==== Given entries
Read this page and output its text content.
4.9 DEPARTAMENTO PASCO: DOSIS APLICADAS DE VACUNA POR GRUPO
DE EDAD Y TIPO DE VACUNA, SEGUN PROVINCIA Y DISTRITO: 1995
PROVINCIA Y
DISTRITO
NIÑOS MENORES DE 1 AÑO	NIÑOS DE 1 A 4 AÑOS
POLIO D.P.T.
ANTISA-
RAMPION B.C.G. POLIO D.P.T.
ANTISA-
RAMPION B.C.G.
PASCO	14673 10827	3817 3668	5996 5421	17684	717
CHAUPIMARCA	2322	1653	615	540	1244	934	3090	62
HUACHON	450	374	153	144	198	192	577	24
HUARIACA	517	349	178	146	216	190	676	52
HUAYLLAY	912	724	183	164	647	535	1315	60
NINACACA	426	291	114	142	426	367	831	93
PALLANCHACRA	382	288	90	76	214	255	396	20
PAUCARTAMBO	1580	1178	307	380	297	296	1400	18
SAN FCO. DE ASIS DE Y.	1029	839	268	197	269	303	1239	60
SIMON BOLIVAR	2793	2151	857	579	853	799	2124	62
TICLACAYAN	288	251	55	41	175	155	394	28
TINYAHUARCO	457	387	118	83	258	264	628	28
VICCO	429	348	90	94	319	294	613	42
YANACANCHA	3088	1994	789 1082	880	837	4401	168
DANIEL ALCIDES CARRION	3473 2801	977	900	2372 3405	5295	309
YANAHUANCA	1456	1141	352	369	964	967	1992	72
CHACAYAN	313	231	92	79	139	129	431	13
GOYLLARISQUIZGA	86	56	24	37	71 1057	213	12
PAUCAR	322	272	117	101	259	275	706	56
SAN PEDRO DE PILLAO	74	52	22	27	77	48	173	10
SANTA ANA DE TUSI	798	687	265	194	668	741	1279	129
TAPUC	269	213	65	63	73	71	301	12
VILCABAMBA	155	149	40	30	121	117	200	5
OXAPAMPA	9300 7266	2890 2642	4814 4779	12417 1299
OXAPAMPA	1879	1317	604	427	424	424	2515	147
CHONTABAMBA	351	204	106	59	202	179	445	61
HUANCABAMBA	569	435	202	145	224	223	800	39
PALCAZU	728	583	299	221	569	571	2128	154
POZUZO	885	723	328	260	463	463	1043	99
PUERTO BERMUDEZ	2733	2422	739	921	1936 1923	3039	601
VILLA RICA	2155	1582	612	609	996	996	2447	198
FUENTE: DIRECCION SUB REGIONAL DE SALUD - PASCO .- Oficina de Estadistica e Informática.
========
# The task
Extract every entry in the listing word for word.

# Answer to this task
Read this page and output its text content.
4.9 DEPARTAMENTO PASCO: DOSIS APLICADAS DE VACUNA POR GRUPO
DE EDAD Y TIPO DE VACUNA, SEGUN PROVINCIA Y DISTRITO: 1995
PROVINCIA Y
DISTRITO
NIÑOS MENORES DE 1 AÑO	NIÑOS DE 1 A 4 AÑOS
POLIO D.P.T.
ANTISA-
RAMPION B.C.G. POLIO D.P.T.
ANTISA-
RAMPION B.C.G.
PASCO	14673 10827	3817 3668	5996 5421	17684	717
CHAUPIMARCA	2322	1653	615	540	1244	934	3090	62
HUACHON	450	374	153	144	198	192	577	24
HUARIACA	517	349	178	146	216	190	676	52
HUAYLLAY	912	724	183	164	647	535	1315	60
NINACACA	426	291	114	142	426	367	831	93
PALLANCHACRA	382	288	90	76	214	255	396	20
PAUCARTAMBO	1580	1178	307	380	297	296	1400	18
SAN FCO. DE ASIS DE Y.	1029	839	268	197	269	303	1239	60
SIMON BOLIVAR	2793	2151	857	579	853	799	2124	62
TICLACAYAN	288	251	55	41	175	155	394	28
TINYAHUARCO	457	387	118	83	258	264	628	28
VICCO	429	348	90	94	319	294	613	42
YANACANCHA	3088	1994	789 1082	880	837	4401	168
DANIEL ALCIDES CARRION	3473 2801	977	900	2372 3405	5295	309
YANAHUANCA	1456	1141	352	369	964	967	1992	72
CHACAYAN	313	231	92	79	139	129	431	13
GOYLLARISQUIZGA	86	56	24	37	71 1057	213	12
PAUCAR	322	272	117	101	259	275	706	56
SAN PEDRO DE PILLAO	74	52	22	27	77	48	173	10
SANTA ANA DE TUSI	798	687	265	194	668	741	1279	129
TAPUC	269	213	65	63	73	71	301	12
VILCABAMBA	155	149	40	30	121	117	200	5
OXAPAMPA	9300 7266	2890 2642	4814 4779	12417 1299
OXAPAMPA	1879	1317	604	427	424	424	2515	147
CHONTABAMBA	351	204	106	59	202	179	445	61
HUANCABAMBA	569	435	202	145	224	223	800	39
PALCAZU	728	583	299	221	569	571	2128	154
POZUZO	885	723	328	260	463	463	1043	99
PUERTO BERMUDEZ	2733	2422	739	921	1936 1923	3039	601
VILLA RICA	2155	1582	612	609	996	996	2447	198
FUENTE: DIRECCION SUB REGIONAL DE SALUD - PASCO .- Oficina de Estadistica e Informática.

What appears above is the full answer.